— DIRECTIVE —
Rewrite every line in the records below as a numbered list, leaving out any blank lines.

— RECORDS FOR PROCESSING —

#####

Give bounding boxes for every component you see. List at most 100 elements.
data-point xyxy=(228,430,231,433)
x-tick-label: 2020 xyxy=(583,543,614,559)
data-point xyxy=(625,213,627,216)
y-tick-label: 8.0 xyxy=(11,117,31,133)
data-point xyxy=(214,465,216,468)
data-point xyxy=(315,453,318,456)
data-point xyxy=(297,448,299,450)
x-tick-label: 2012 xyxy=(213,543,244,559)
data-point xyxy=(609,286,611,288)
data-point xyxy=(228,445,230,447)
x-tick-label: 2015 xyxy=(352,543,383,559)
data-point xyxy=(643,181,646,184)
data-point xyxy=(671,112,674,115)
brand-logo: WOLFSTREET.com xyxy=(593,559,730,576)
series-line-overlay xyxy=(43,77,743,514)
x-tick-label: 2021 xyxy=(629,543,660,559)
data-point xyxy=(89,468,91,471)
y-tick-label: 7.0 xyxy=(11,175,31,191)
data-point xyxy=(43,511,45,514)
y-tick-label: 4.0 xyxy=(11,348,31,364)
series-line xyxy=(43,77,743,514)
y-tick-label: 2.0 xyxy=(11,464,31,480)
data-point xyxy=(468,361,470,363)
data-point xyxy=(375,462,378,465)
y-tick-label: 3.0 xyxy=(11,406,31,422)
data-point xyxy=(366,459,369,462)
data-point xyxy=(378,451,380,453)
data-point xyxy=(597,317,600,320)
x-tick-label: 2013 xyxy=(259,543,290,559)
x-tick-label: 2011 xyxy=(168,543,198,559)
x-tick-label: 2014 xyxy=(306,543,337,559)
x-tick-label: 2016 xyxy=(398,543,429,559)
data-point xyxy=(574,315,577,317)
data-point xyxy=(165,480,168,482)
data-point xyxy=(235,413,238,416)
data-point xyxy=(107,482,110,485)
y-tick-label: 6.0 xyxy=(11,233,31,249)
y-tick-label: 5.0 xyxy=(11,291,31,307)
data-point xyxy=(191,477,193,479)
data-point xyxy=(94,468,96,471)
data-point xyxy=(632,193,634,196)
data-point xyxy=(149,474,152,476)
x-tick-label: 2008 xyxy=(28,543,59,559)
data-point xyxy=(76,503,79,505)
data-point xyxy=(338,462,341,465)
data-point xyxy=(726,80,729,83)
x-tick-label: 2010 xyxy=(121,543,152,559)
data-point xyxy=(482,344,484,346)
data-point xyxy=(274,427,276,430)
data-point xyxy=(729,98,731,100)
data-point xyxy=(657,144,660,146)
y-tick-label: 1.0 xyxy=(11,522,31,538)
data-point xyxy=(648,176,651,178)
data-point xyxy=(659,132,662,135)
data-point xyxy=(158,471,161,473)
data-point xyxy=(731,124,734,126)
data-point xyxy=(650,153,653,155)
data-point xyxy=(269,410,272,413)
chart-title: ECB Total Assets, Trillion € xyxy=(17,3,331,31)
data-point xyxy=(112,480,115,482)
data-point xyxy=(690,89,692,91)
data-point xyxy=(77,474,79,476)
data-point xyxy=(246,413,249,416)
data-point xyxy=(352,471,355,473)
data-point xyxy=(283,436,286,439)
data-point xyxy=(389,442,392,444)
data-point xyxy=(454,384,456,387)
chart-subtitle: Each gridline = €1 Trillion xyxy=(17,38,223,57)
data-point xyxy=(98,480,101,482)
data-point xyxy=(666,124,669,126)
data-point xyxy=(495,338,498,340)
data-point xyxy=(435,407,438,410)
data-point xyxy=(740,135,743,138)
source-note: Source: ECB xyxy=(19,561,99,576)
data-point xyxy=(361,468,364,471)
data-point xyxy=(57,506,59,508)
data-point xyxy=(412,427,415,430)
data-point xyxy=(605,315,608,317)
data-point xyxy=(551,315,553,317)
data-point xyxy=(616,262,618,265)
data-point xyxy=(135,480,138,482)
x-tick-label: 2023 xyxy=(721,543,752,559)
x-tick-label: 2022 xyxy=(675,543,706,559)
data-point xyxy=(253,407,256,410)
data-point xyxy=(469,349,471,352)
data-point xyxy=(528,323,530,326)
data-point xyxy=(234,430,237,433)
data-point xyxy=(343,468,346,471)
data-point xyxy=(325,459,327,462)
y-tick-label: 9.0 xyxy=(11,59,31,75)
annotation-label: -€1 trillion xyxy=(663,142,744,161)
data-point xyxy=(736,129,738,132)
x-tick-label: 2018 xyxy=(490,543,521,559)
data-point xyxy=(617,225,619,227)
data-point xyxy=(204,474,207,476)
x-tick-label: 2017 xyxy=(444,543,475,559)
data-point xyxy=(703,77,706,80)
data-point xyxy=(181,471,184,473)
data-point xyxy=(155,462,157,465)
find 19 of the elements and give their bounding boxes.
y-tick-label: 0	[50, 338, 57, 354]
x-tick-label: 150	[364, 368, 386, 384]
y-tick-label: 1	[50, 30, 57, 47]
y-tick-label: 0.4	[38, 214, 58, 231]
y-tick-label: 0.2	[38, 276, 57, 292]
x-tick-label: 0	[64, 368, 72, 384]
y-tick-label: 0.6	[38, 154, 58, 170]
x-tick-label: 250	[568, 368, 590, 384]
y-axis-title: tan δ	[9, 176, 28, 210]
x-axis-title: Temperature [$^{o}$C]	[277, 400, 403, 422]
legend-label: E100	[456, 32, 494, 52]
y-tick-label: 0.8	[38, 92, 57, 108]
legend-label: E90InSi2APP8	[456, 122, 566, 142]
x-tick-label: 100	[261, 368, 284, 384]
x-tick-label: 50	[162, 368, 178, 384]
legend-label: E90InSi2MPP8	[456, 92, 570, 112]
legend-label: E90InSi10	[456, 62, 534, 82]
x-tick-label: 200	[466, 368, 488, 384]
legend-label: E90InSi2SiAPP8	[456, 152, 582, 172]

#####

— ANSWER TO THE EXERCISE —
1. Give bounding boxes for every component you see. List at most 100 elements.
2. data-point xyxy=(228,430,231,433)
3. x-tick-label: 2020 xyxy=(583,543,614,559)
4. data-point xyxy=(625,213,627,216)
5. y-tick-label: 8.0 xyxy=(11,117,31,133)
6. data-point xyxy=(214,465,216,468)
7. data-point xyxy=(315,453,318,456)
8. data-point xyxy=(297,448,299,450)
9. x-tick-label: 2012 xyxy=(213,543,244,559)
10. data-point xyxy=(609,286,611,288)
11. data-point xyxy=(228,445,230,447)
12. x-tick-label: 2015 xyxy=(352,543,383,559)
13. data-point xyxy=(643,181,646,184)
14. data-point xyxy=(671,112,674,115)
15. brand-logo: WOLFSTREET.com xyxy=(593,559,730,576)
16. series-line-overlay xyxy=(43,77,743,514)
17. x-tick-label: 2021 xyxy=(629,543,660,559)
18. data-point xyxy=(89,468,91,471)
19. y-tick-label: 7.0 xyxy=(11,175,31,191)
20. data-point xyxy=(43,511,45,514)
21. y-tick-label: 4.0 xyxy=(11,348,31,364)
22. series-line xyxy=(43,77,743,514)
23. y-tick-label: 2.0 xyxy=(11,464,31,480)
24. data-point xyxy=(468,361,470,363)
25. data-point xyxy=(375,462,378,465)
26. y-tick-label: 3.0 xyxy=(11,406,31,422)
27. data-point xyxy=(366,459,369,462)
28. data-point xyxy=(378,451,380,453)
29. data-point xyxy=(597,317,600,320)
30. x-tick-label: 2013 xyxy=(259,543,290,559)
31. x-tick-label: 2011 xyxy=(168,543,198,559)
32. x-tick-label: 2014 xyxy=(306,543,337,559)
33. x-tick-label: 2016 xyxy=(398,543,429,559)
34. data-point xyxy=(574,315,577,317)
35. data-point xyxy=(165,480,168,482)
36. data-point xyxy=(235,413,238,416)
37. data-point xyxy=(107,482,110,485)
38. y-tick-label: 6.0 xyxy=(11,233,31,249)
39. y-tick-label: 5.0 xyxy=(11,291,31,307)
40. data-point xyxy=(191,477,193,479)
41. data-point xyxy=(94,468,96,471)
42. data-point xyxy=(632,193,634,196)
43. data-point xyxy=(149,474,152,476)
44. x-tick-label: 2008 xyxy=(28,543,59,559)
45. data-point xyxy=(76,503,79,505)
46. data-point xyxy=(338,462,341,465)
47. data-point xyxy=(726,80,729,83)
48. x-tick-label: 2010 xyxy=(121,543,152,559)
49. data-point xyxy=(482,344,484,346)
50. data-point xyxy=(274,427,276,430)
51. data-point xyxy=(729,98,731,100)
52. data-point xyxy=(657,144,660,146)
53. y-tick-label: 1.0 xyxy=(11,522,31,538)
54. data-point xyxy=(648,176,651,178)
55. data-point xyxy=(659,132,662,135)
56. data-point xyxy=(158,471,161,473)
57. data-point xyxy=(731,124,734,126)
58. data-point xyxy=(650,153,653,155)
59. data-point xyxy=(269,410,272,413)
60. chart-title: ECB Total Assets, Trillion € xyxy=(17,3,331,31)
61. data-point xyxy=(112,480,115,482)
62. data-point xyxy=(690,89,692,91)
63. data-point xyxy=(77,474,79,476)
64. data-point xyxy=(246,413,249,416)
65. data-point xyxy=(352,471,355,473)
66. data-point xyxy=(283,436,286,439)
67. data-point xyxy=(389,442,392,444)
68. data-point xyxy=(454,384,456,387)
69. chart-subtitle: Each gridline = €1 Trillion xyxy=(17,38,223,57)
70. data-point xyxy=(98,480,101,482)
71. data-point xyxy=(666,124,669,126)
72. data-point xyxy=(495,338,498,340)
73. data-point xyxy=(435,407,438,410)
74. data-point xyxy=(740,135,743,138)
75. source-note: Source: ECB xyxy=(19,561,99,576)
76. data-point xyxy=(361,468,364,471)
77. data-point xyxy=(57,506,59,508)
78. data-point xyxy=(412,427,415,430)
79. data-point xyxy=(605,315,608,317)
80. data-point xyxy=(551,315,553,317)
81. data-point xyxy=(616,262,618,265)
82. data-point xyxy=(135,480,138,482)
83. x-tick-label: 2023 xyxy=(721,543,752,559)
84. x-tick-label: 2022 xyxy=(675,543,706,559)
85. data-point xyxy=(253,407,256,410)
86. data-point xyxy=(469,349,471,352)
87. data-point xyxy=(528,323,530,326)
88. data-point xyxy=(234,430,237,433)
89. data-point xyxy=(343,468,346,471)
90. data-point xyxy=(325,459,327,462)
91. y-tick-label: 9.0 xyxy=(11,59,31,75)
92. annotation-label: -€1 trillion xyxy=(663,142,744,161)
93. data-point xyxy=(736,129,738,132)
94. x-tick-label: 2018 xyxy=(490,543,521,559)
95. data-point xyxy=(617,225,619,227)
96. data-point xyxy=(204,474,207,476)
97. x-tick-label: 2017 xyxy=(444,543,475,559)
98. data-point xyxy=(703,77,706,80)
99. data-point xyxy=(181,471,184,473)
100. data-point xyxy=(155,462,157,465)
101. find 19 of the elements and give their bounding boxes.
102. y-tick-label: 0	[50, 338, 57, 354]
103. x-tick-label: 150	[364, 368, 386, 384]
104. y-tick-label: 1	[50, 30, 57, 47]
105. y-tick-label: 0.4	[38, 214, 58, 231]
106. y-tick-label: 0.2	[38, 276, 57, 292]
107. x-tick-label: 0	[64, 368, 72, 384]
108. y-tick-label: 0.6	[38, 154, 58, 170]
109. x-tick-label: 250	[568, 368, 590, 384]
110. y-axis-title: tan δ	[9, 176, 28, 210]
111. x-axis-title: Temperature [$^{o}$C]	[277, 400, 403, 422]
112. legend-label: E100	[456, 32, 494, 52]
113. y-tick-label: 0.8	[38, 92, 57, 108]
114. legend-label: E90InSi2APP8	[456, 122, 566, 142]
115. x-tick-label: 100	[261, 368, 284, 384]
116. x-tick-label: 50	[162, 368, 178, 384]
117. legend-label: E90InSi2MPP8	[456, 92, 570, 112]
118. legend-label: E90InSi10	[456, 62, 534, 82]
119. x-tick-label: 200	[466, 368, 488, 384]
120. legend-label: E90InSi2SiAPP8	[456, 152, 582, 172]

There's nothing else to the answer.